--- Begin INPUT FOR THIS TASK ---

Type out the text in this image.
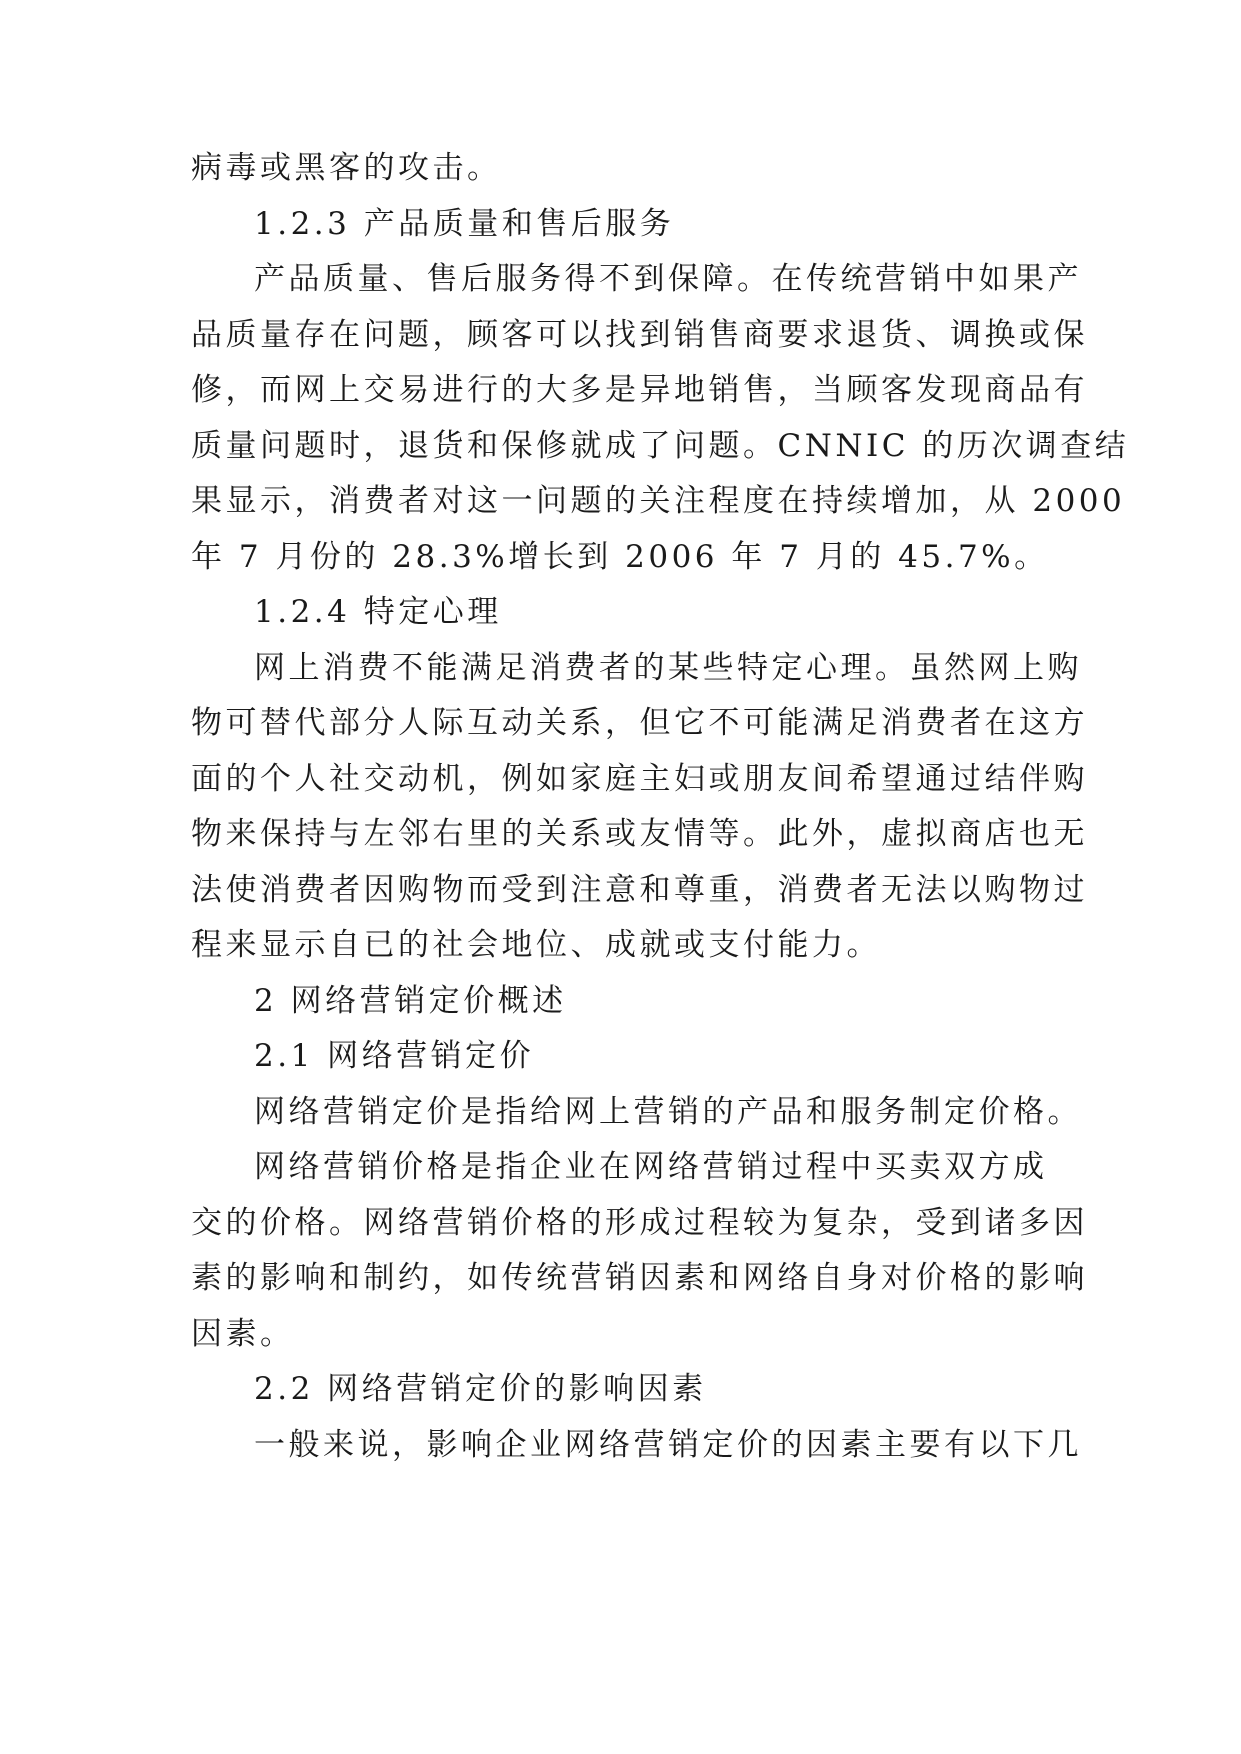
病毒或黑客的攻击。
1.2.3 产品质量和售后服务
产品质量、售后服务得不到保障。在传统营销中如果产
品质量存在问题，顾客可以找到销售商要求退货、调换或保
修，而网上交易进行的大多是异地销售，当顾客发现商品有
质量问题时，退货和保修就成了问题。CNNIC 的历次调查结
果显示，消费者对这一问题的关注程度在持续增加，从 2000
年 7 月份的 28.3%增长到 2006 年 7 月的 45.7%。
1.2.4 特定心理
网上消费不能满足消费者的某些特定心理。虽然网上购
物可替代部分人际互动关系，但它不可能满足消费者在这方
面的个人社交动机，例如家庭主妇或朋友间希望通过结伴购
物来保持与左邻右里的关系或友情等。此外，虚拟商店也无
法使消费者因购物而受到注意和尊重，消费者无法以购物过
程来显示自已的社会地位、成就或支付能力。
2 网络营销定价概述
2.1 网络营销定价
网络营销定价是指给网上营销的产品和服务制定价格。
网络营销价格是指企业在网络营销过程中买卖双方成
交的价格。网络营销价格的形成过程较为复杂，受到诸多因
素的影响和制约，如传统营销因素和网络自身对价格的影响
因素。
2.2 网络营销定价的影响因素
一般来说，影响企业网络营销定价的因素主要有以下几
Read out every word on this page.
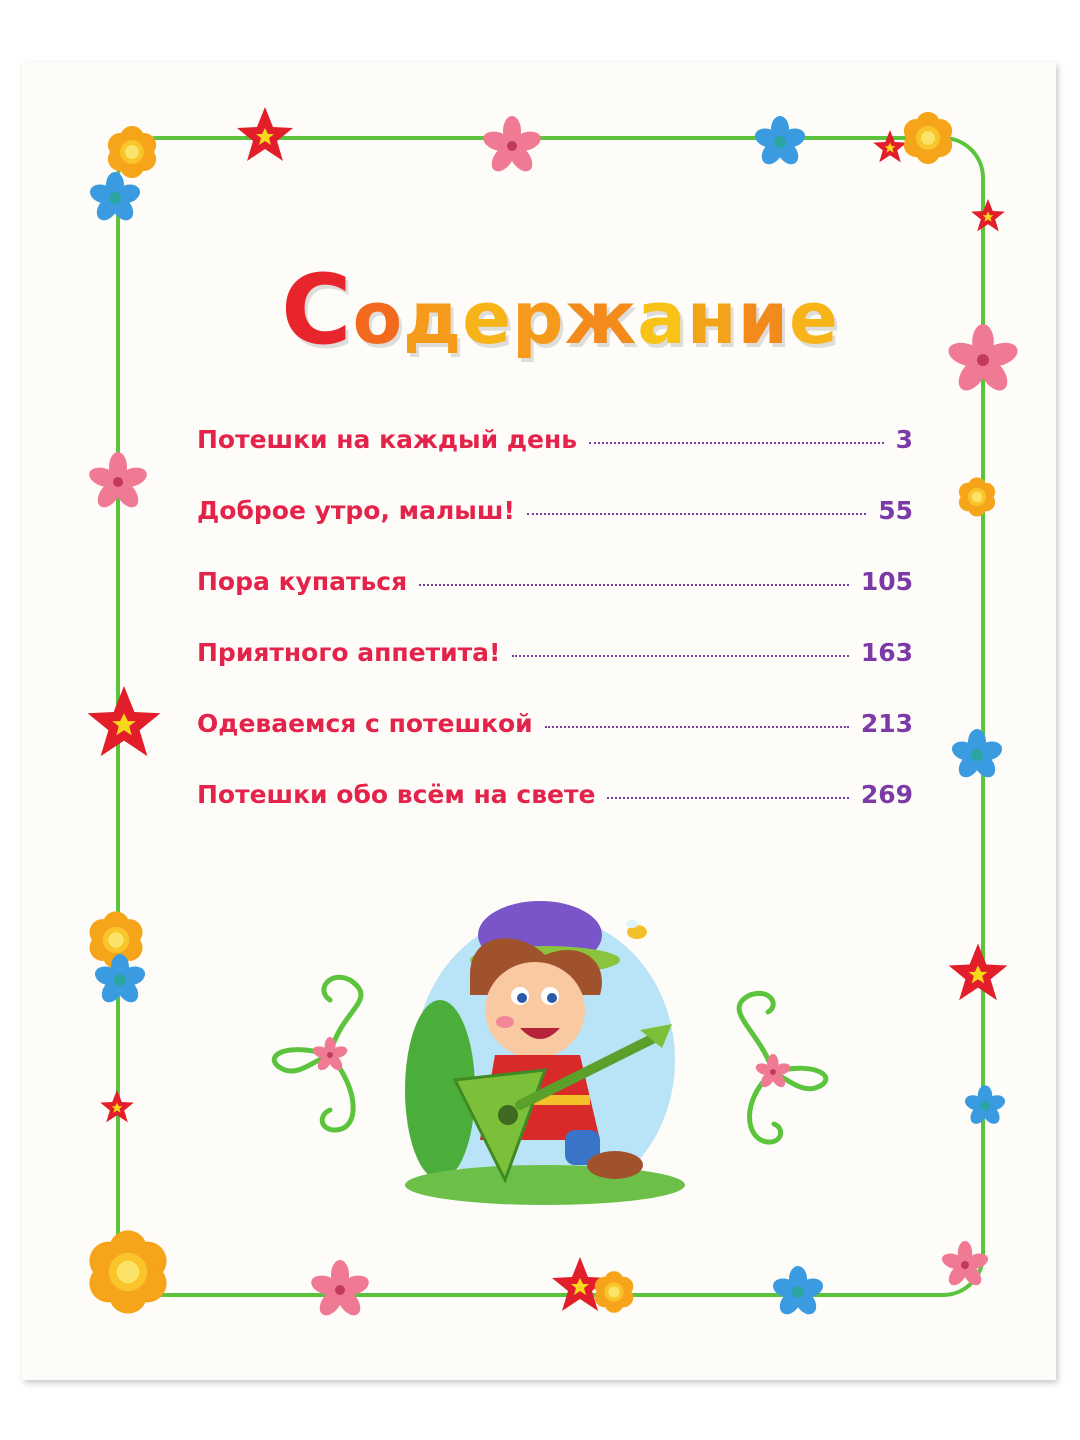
Содержание
Потешки на каждый день	3
Доброе утро, малыш!	55
Пора купаться	105
Приятного аппетита!	163
Одеваемся с потешкой	213
Потешки обо всём на свете	269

--- End INPUT FOR THIS TASK ---

Reproduce every record above exactly, omitting the pictures.

● **THE ANSWER**
Type out the text in this image.
病毒或黑客的攻击。
1.2.3 产品质量和售后服务
产品质量、售后服务得不到保障。在传统营销中如果产
品质量存在问题，顾客可以找到销售商要求退货、调换或保
修，而网上交易进行的大多是异地销售，当顾客发现商品有
质量问题时，退货和保修就成了问题。CNNIC 的历次调查结
果显示，消费者对这一问题的关注程度在持续增加，从 2000
年 7 月份的 28.3%增长到 2006 年 7 月的 45.7%。
1.2.4 特定心理
网上消费不能满足消费者的某些特定心理。虽然网上购
物可替代部分人际互动关系，但它不可能满足消费者在这方
面的个人社交动机，例如家庭主妇或朋友间希望通过结伴购
物来保持与左邻右里的关系或友情等。此外，虚拟商店也无
法使消费者因购物而受到注意和尊重，消费者无法以购物过
程来显示自已的社会地位、成就或支付能力。
2 网络营销定价概述
2.1 网络营销定价
网络营销定价是指给网上营销的产品和服务制定价格。
网络营销价格是指企业在网络营销过程中买卖双方成
交的价格。网络营销价格的形成过程较为复杂，受到诸多因
素的影响和制约，如传统营销因素和网络自身对价格的影响
因素。
2.2 网络营销定价的影响因素
一般来说，影响企业网络营销定价的因素主要有以下几
Read out every word on this page.
Содержание
Потешки на каждый день	3
Доброе утро, малыш!	55
Пора купаться	105
Приятного аппетита!	163
Одеваемся с потешкой	213
Потешки обо всём на свете	269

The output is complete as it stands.